**Stated problem**
Gather all lines in the entries that include the word "Writing".

**Dataset**
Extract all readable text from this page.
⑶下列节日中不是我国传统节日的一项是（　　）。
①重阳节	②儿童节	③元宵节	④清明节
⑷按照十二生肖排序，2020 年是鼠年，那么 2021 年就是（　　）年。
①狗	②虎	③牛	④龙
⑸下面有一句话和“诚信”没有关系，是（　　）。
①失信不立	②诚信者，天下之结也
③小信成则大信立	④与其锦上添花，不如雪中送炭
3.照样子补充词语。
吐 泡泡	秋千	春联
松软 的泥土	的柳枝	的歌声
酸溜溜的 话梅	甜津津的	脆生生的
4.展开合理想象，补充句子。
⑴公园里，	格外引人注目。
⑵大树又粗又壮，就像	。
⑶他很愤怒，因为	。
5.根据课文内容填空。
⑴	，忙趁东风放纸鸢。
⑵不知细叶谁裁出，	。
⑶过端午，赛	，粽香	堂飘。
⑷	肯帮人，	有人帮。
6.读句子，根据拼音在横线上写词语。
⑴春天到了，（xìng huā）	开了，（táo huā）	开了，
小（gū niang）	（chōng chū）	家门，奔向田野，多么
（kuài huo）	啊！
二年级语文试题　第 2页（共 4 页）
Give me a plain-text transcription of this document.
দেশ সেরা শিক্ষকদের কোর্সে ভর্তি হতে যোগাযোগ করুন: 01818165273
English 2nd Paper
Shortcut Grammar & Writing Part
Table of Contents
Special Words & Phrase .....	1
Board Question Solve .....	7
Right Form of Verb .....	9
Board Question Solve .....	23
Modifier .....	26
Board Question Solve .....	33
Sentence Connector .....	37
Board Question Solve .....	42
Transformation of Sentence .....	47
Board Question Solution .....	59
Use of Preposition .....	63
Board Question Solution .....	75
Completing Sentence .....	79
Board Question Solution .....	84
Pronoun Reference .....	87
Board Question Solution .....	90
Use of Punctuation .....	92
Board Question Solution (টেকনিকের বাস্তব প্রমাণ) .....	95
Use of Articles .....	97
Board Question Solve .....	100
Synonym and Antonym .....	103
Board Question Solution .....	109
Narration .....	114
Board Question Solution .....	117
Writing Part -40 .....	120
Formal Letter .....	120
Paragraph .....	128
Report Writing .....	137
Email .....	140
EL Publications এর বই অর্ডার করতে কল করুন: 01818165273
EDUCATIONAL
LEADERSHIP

...

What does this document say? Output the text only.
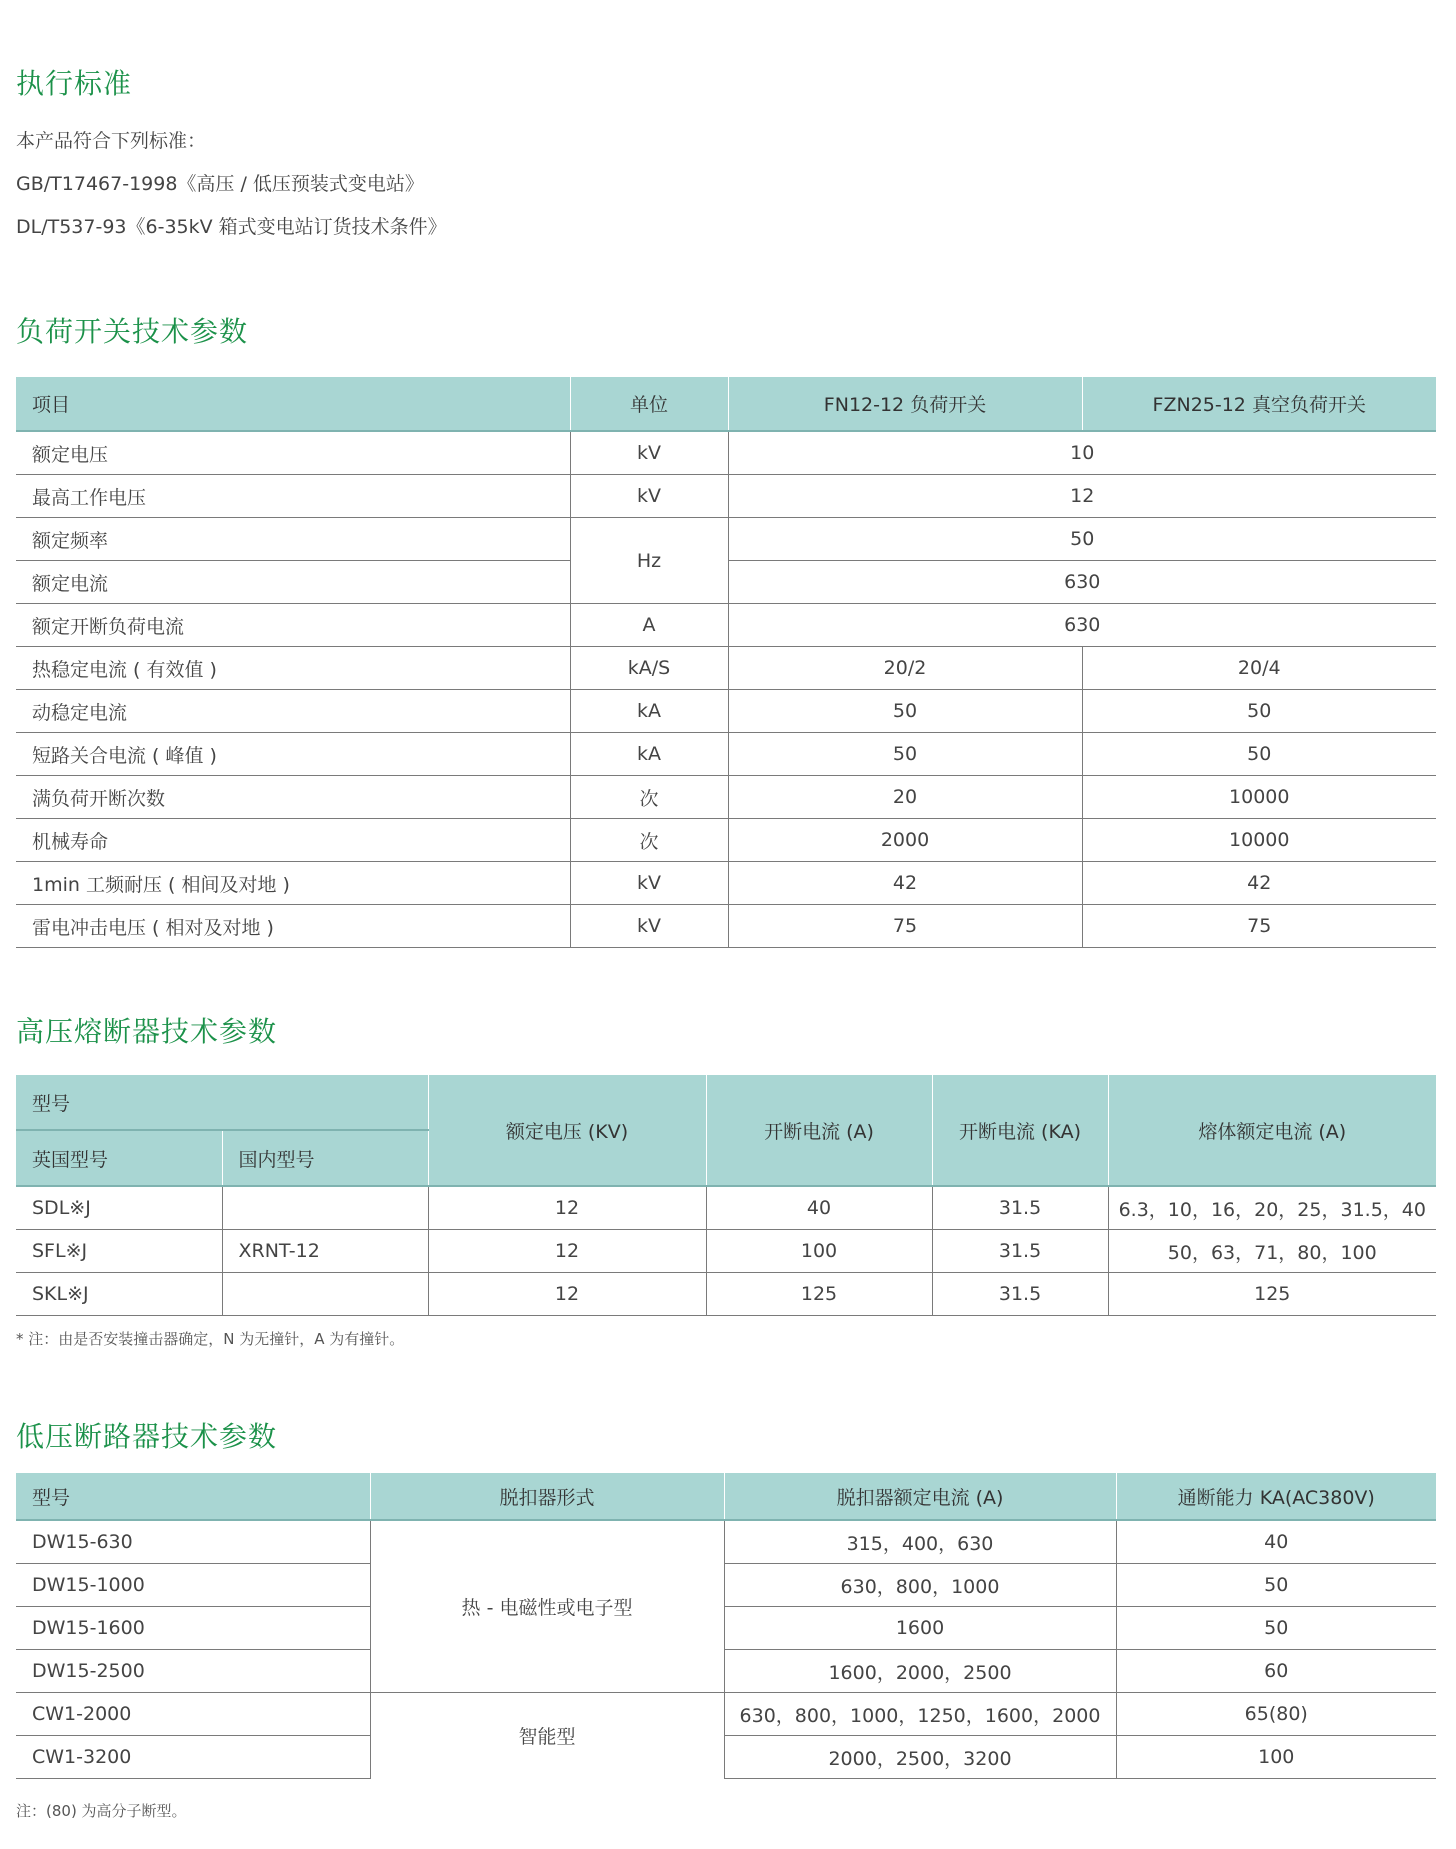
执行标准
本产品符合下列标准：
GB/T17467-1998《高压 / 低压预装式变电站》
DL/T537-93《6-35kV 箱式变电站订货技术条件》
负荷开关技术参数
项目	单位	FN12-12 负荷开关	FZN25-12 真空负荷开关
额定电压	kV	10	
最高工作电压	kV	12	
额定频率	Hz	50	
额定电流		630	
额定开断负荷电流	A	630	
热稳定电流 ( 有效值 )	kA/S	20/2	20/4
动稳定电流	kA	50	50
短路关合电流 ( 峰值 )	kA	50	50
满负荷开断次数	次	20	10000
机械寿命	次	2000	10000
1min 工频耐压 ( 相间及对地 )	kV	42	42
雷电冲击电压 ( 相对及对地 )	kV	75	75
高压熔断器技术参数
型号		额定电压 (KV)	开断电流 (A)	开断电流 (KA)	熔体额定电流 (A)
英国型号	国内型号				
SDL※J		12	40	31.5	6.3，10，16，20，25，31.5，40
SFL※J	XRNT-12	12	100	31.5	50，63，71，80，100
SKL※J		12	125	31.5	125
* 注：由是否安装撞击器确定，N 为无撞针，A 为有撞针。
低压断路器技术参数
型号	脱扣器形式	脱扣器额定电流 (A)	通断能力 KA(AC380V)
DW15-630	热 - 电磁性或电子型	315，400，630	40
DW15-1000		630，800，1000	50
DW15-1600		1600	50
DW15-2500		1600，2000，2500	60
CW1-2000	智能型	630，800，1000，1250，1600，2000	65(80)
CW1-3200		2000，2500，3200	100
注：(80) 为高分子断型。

**Exercise response**
Shortcut Grammar & Writing Part
Writing Part -40 .....	120
Report Writing .....	137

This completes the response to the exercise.